## WHAT THE TASK REQUIRES
Below is a block of records; return all of them exactly, but without the images.

## RECORDS PROVIDED
══════════

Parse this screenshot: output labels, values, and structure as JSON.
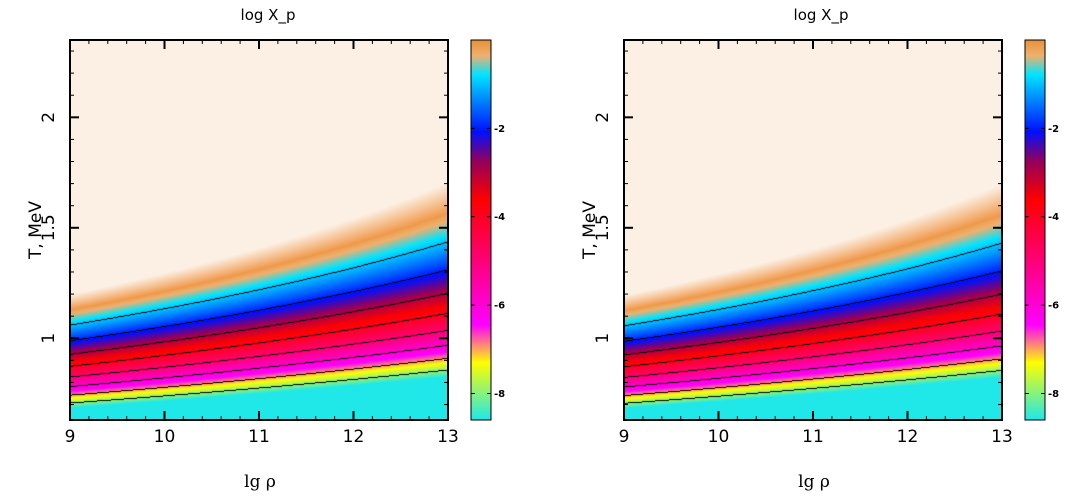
{
  "chart_data": [
    {
      "type": "heatmap",
      "title": "log X_p",
      "xlabel": "lg  ρ",
      "ylabel": "T, MeV",
      "xlim": [
        9,
        13
      ],
      "ylim": [
        0.63,
        2.35
      ],
      "x_ticks": [
        "9",
        "10",
        "11",
        "12",
        "13"
      ],
      "y_ticks": [
        "1",
        "1.5",
        "2"
      ],
      "colorbar": {
        "range": [
          -8.6,
          0
        ],
        "ticks": [
          "-2",
          "-4",
          "-6",
          "-8"
        ],
        "colors_top_to_bottom": [
          "#e8923a",
          "#00e5ff",
          "#0010ff",
          "#ff0000",
          "#ff00ff",
          "#ffff00",
          "#20e8e8"
        ]
      },
      "contour_levels": [
        -1,
        -2,
        -3,
        -4,
        -5,
        -6,
        -7,
        -8
      ],
      "contours_drawn": true,
      "grid": false
    },
    {
      "type": "heatmap",
      "title": "log X_p",
      "xlabel": "lg  ρ",
      "ylabel": "T, MeV",
      "xlim": [
        9,
        13
      ],
      "ylim": [
        0.63,
        2.35
      ],
      "x_ticks": [
        "9",
        "10",
        "11",
        "12",
        "13"
      ],
      "y_ticks": [
        "1",
        "1.5",
        "2"
      ],
      "colorbar": {
        "range": [
          -8.6,
          0
        ],
        "ticks": [
          "-2",
          "-4",
          "-6",
          "-8"
        ],
        "colors_top_to_bottom": [
          "#e8923a",
          "#00e5ff",
          "#0010ff",
          "#ff0000",
          "#ff00ff",
          "#ffff00",
          "#20e8e8"
        ]
      },
      "contour_levels": [
        -1,
        -2,
        -3,
        -4,
        -5,
        -6,
        -7,
        -8
      ],
      "contours_drawn": true,
      "grid": false
    }
  ]
}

══════════

## REPLY TO THE TASK
Parse this screenshot: output labels, values, and structure as JSON.
{
  "chart_data": [
    {
      "type": "heatmap",
      "title": "log X_p",
      "xlabel": "lg  ρ",
      "ylabel": "T, MeV",
      "xlim": [
        9,
        13
      ],
      "ylim": [
        0.63,
        2.35
      ],
      "x_ticks": [
        "9",
        "10",
        "11",
        "12",
        "13"
      ],
      "y_ticks": [
        "1",
        "1.5",
        "2"
      ],
      "colorbar": {
        "range": [
          -8.6,
          0
        ],
        "ticks": [
          "-2",
          "-4",
          "-6",
          "-8"
        ],
        "colors_top_to_bottom": [
          "#e8923a",
          "#00e5ff",
          "#0010ff",
          "#ff0000",
          "#ff00ff",
          "#ffff00",
          "#20e8e8"
        ]
      },
      "contour_levels": [
        -1,
        -2,
        -3,
        -4,
        -5,
        -6,
        -7,
        -8
      ],
      "contours_drawn": true,
      "grid": false
    },
    {
      "type": "heatmap",
      "title": "log X_p",
      "xlabel": "lg  ρ",
      "ylabel": "T, MeV",
      "xlim": [
        9,
        13
      ],
      "ylim": [
        0.63,
        2.35
      ],
      "x_ticks": [
        "9",
        "10",
        "11",
        "12",
        "13"
      ],
      "y_ticks": [
        "1",
        "1.5",
        "2"
      ],
      "colorbar": {
        "range": [
          -8.6,
          0
        ],
        "ticks": [
          "-2",
          "-4",
          "-6",
          "-8"
        ],
        "colors_top_to_bottom": [
          "#e8923a",
          "#00e5ff",
          "#0010ff",
          "#ff0000",
          "#ff00ff",
          "#ffff00",
          "#20e8e8"
        ]
      },
      "contour_levels": [
        -1,
        -2,
        -3,
        -4,
        -5,
        -6,
        -7,
        -8
      ],
      "contours_drawn": true,
      "grid": false
    }
  ]
}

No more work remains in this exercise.